Figure record extracts
---+---

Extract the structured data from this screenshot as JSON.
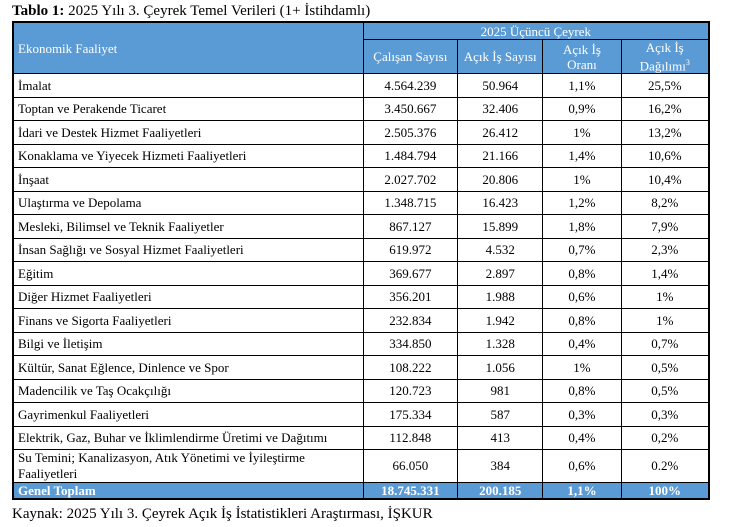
{
  "title": {
    "bold": "Tablo 1:",
    "text": "2025 Yılı 3. Çeyrek Temel Verileri (1+ İstihdamlı)"
  },
  "header": {
    "activity": "Ekonomik Faaliyet",
    "period": "2025 Üçüncü Çeyrek",
    "cols": [
      "Çalışan Sayısı",
      "Açık İş Sayısı",
      "Açık İş Oranı",
      "Açık İş Dağılımı"
    ],
    "footnote": "3"
  },
  "rows": [
    {
      "name": "İmalat",
      "employees": "4.564.239",
      "vacancies": "50.964",
      "rate": "1,1%",
      "share": "25,5%"
    },
    {
      "name": "Toptan ve Perakende Ticaret",
      "employees": "3.450.667",
      "vacancies": "32.406",
      "rate": "0,9%",
      "share": "16,2%"
    },
    {
      "name": "İdari ve Destek Hizmet Faaliyetleri",
      "employees": "2.505.376",
      "vacancies": "26.412",
      "rate": "1%",
      "share": "13,2%"
    },
    {
      "name": "Konaklama ve Yiyecek Hizmeti Faaliyetleri",
      "employees": "1.484.794",
      "vacancies": "21.166",
      "rate": "1,4%",
      "share": "10,6%"
    },
    {
      "name": "İnşaat",
      "employees": "2.027.702",
      "vacancies": "20.806",
      "rate": "1%",
      "share": "10,4%"
    },
    {
      "name": "Ulaştırma ve Depolama",
      "employees": "1.348.715",
      "vacancies": "16.423",
      "rate": "1,2%",
      "share": "8,2%"
    },
    {
      "name": "Mesleki, Bilimsel ve Teknik Faaliyetler",
      "employees": "867.127",
      "vacancies": "15.899",
      "rate": "1,8%",
      "share": "7,9%"
    },
    {
      "name": "İnsan Sağlığı ve Sosyal Hizmet Faaliyetleri",
      "employees": "619.972",
      "vacancies": "4.532",
      "rate": "0,7%",
      "share": "2,3%"
    },
    {
      "name": "Eğitim",
      "employees": "369.677",
      "vacancies": "2.897",
      "rate": "0,8%",
      "share": "1,4%"
    },
    {
      "name": "Diğer Hizmet Faaliyetleri",
      "employees": "356.201",
      "vacancies": "1.988",
      "rate": "0,6%",
      "share": "1%"
    },
    {
      "name": "Finans ve Sigorta Faaliyetleri",
      "employees": "232.834",
      "vacancies": "1.942",
      "rate": "0,8%",
      "share": "1%"
    },
    {
      "name": "Bilgi ve İletişim",
      "employees": "334.850",
      "vacancies": "1.328",
      "rate": "0,4%",
      "share": "0,7%"
    },
    {
      "name": "Kültür, Sanat Eğlence, Dinlence ve Spor",
      "employees": "108.222",
      "vacancies": "1.056",
      "rate": "1%",
      "share": "0,5%"
    },
    {
      "name": "Madencilik ve Taş Ocakçılığı",
      "employees": "120.723",
      "vacancies": "981",
      "rate": "0,8%",
      "share": "0,5%"
    },
    {
      "name": "Gayrimenkul Faaliyetleri",
      "employees": "175.334",
      "vacancies": "587",
      "rate": "0,3%",
      "share": "0,3%"
    },
    {
      "name": "Elektrik, Gaz, Buhar ve İklimlendirme Üretimi ve Dağıtımı",
      "employees": "112.848",
      "vacancies": "413",
      "rate": "0,4%",
      "share": "0,2%"
    },
    {
      "name": "Su Temini; Kanalizasyon, Atık Yönetimi ve İyileştirme Faaliyetleri",
      "employees": "66.050",
      "vacancies": "384",
      "rate": "0,6%",
      "share": "0.2%"
    }
  ],
  "total": {
    "name": "Genel Toplam",
    "employees": "18.745.331",
    "vacancies": "200.185",
    "rate": "1,1%",
    "share": "100%"
  },
  "source": "Kaynak: 2025 Yılı 3. Çeyrek Açık İş İstatistikleri Araştırması, İŞKUR"
}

---+---

* _GIVEN INSTRUCTION_
Copy each line above containing the string "Yılı".

* _THE RESPONSE_
    "text": "2025 Yılı 3. Çeyrek Temel Verileri (1+ İstihdamlı)"
  "source": "Kaynak: 2025 Yılı 3. Çeyrek Açık İş İstatistikleri Araştırması, İŞKUR"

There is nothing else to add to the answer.